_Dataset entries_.
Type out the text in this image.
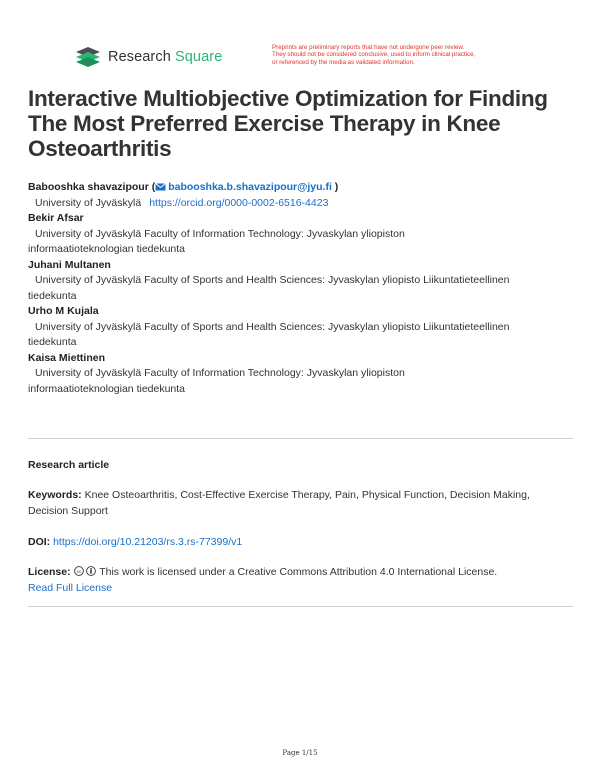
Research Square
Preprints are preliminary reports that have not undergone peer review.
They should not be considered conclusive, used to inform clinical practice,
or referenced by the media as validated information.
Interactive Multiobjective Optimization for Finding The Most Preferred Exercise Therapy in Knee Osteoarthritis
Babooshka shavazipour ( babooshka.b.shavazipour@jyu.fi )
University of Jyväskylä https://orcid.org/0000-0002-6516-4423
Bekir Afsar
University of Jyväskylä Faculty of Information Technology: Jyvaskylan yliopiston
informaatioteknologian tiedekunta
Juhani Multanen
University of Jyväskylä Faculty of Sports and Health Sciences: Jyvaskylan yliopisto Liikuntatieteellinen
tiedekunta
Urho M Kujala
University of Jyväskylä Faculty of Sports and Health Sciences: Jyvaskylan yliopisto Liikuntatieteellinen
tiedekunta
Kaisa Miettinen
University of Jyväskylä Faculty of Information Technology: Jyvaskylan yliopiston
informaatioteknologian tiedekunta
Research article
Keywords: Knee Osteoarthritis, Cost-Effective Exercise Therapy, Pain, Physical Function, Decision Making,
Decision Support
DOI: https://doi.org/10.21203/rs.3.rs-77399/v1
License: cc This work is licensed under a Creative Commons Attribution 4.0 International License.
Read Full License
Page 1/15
--
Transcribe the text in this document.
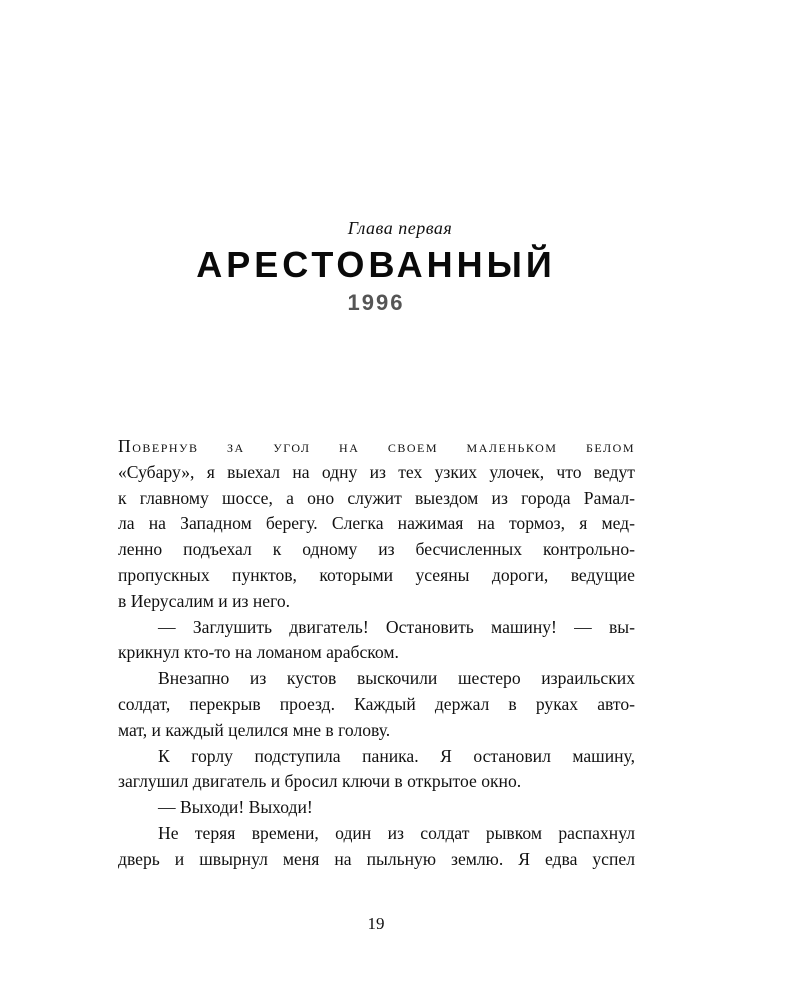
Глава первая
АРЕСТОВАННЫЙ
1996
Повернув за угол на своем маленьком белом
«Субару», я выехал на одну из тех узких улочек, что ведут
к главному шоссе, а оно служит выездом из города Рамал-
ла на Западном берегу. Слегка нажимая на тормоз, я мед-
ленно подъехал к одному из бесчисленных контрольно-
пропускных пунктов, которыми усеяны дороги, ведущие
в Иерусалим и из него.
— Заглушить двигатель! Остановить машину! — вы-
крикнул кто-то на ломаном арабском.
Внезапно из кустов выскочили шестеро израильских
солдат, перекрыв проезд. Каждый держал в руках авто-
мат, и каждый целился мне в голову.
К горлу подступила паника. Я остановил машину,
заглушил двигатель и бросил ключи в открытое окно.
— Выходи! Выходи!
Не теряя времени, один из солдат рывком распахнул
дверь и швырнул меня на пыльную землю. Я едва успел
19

_What you are asked to do_. Identify each line in the records above containing the word "машину"; copy those lines.

_Task result_.
— Заглушить двигатель! Остановить машину! — вы-
К горлу подступила паника. Я остановил машину,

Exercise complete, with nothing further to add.